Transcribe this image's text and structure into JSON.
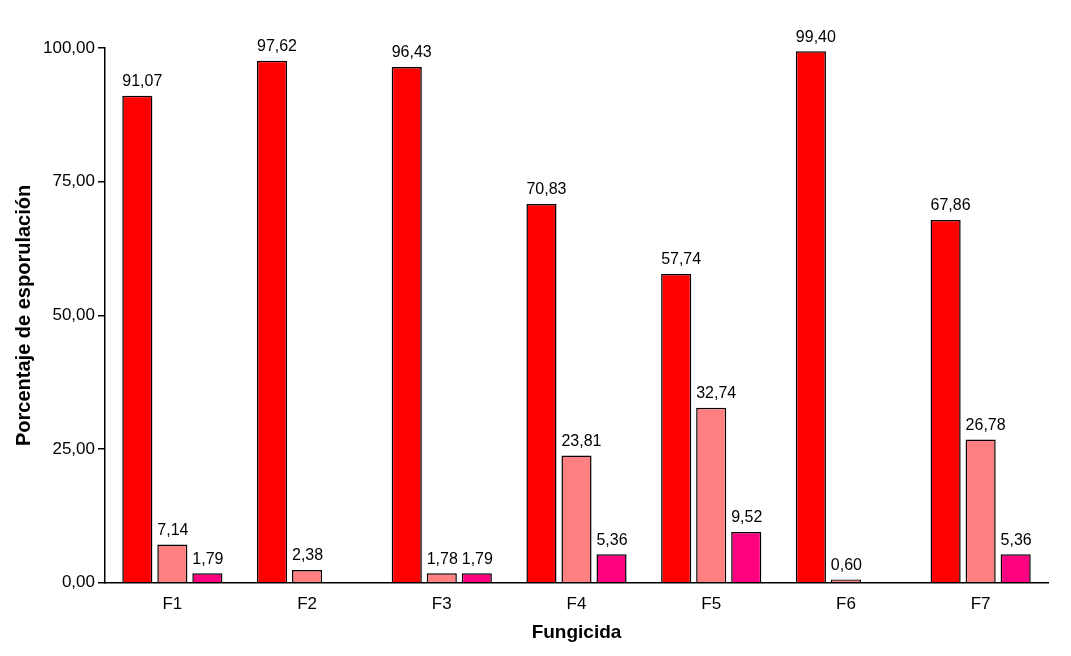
{
  "chart_data": {
    "type": "bar",
    "xlabel": "Fungicida",
    "ylabel": "Porcentaje de esporulación",
    "categories": [
      "F1",
      "F2",
      "F3",
      "F4",
      "F5",
      "F6",
      "F7"
    ],
    "series": [
      {
        "color": "#ff0000",
        "values": [
          91.07,
          97.62,
          96.43,
          70.83,
          57.74,
          99.4,
          67.86
        ],
        "value_labels": [
          "91,07",
          "97,62",
          "96,43",
          "70,83",
          "57,74",
          "99,40",
          "67,86"
        ]
      },
      {
        "color": "#ff8080",
        "values": [
          7.14,
          2.38,
          1.78,
          23.81,
          32.74,
          0.6,
          26.78
        ],
        "value_labels": [
          "7,14",
          "2,38",
          "1,78",
          "23,81",
          "32,74",
          "0,60",
          "26,78"
        ]
      },
      {
        "color": "#ff0080",
        "values": [
          1.79,
          null,
          1.79,
          5.36,
          9.52,
          null,
          5.36
        ],
        "value_labels": [
          "1,79",
          null,
          "1,79",
          "5,36",
          "9,52",
          null,
          "5,36"
        ]
      }
    ],
    "ylim": [
      0,
      100
    ],
    "yticks": [
      {
        "value": 0,
        "label": "0,00"
      },
      {
        "value": 25,
        "label": "25,00"
      },
      {
        "value": 50,
        "label": "50,00"
      },
      {
        "value": 75,
        "label": "75,00"
      },
      {
        "value": 100,
        "label": "100,00"
      }
    ],
    "grid": false,
    "legend": false
  }
}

Prompt
Please set down each line of the data above exactly as written, without the pictures.

Answer below
Transcribe this image's text and structure into JSON.
{
  "chart_data": {
    "type": "bar",
    "xlabel": "Fungicida",
    "ylabel": "Porcentaje de esporulación",
    "categories": [
      "F1",
      "F2",
      "F3",
      "F4",
      "F5",
      "F6",
      "F7"
    ],
    "series": [
      {
        "color": "#ff0000",
        "values": [
          91.07,
          97.62,
          96.43,
          70.83,
          57.74,
          99.4,
          67.86
        ],
        "value_labels": [
          "91,07",
          "97,62",
          "96,43",
          "70,83",
          "57,74",
          "99,40",
          "67,86"
        ]
      },
      {
        "color": "#ff8080",
        "values": [
          7.14,
          2.38,
          1.78,
          23.81,
          32.74,
          0.6,
          26.78
        ],
        "value_labels": [
          "7,14",
          "2,38",
          "1,78",
          "23,81",
          "32,74",
          "0,60",
          "26,78"
        ]
      },
      {
        "color": "#ff0080",
        "values": [
          1.79,
          null,
          1.79,
          5.36,
          9.52,
          null,
          5.36
        ],
        "value_labels": [
          "1,79",
          null,
          "1,79",
          "5,36",
          "9,52",
          null,
          "5,36"
        ]
      }
    ],
    "ylim": [
      0,
      100
    ],
    "yticks": [
      {
        "value": 0,
        "label": "0,00"
      },
      {
        "value": 25,
        "label": "25,00"
      },
      {
        "value": 50,
        "label": "50,00"
      },
      {
        "value": 75,
        "label": "75,00"
      },
      {
        "value": 100,
        "label": "100,00"
      }
    ],
    "grid": false,
    "legend": false
  }
}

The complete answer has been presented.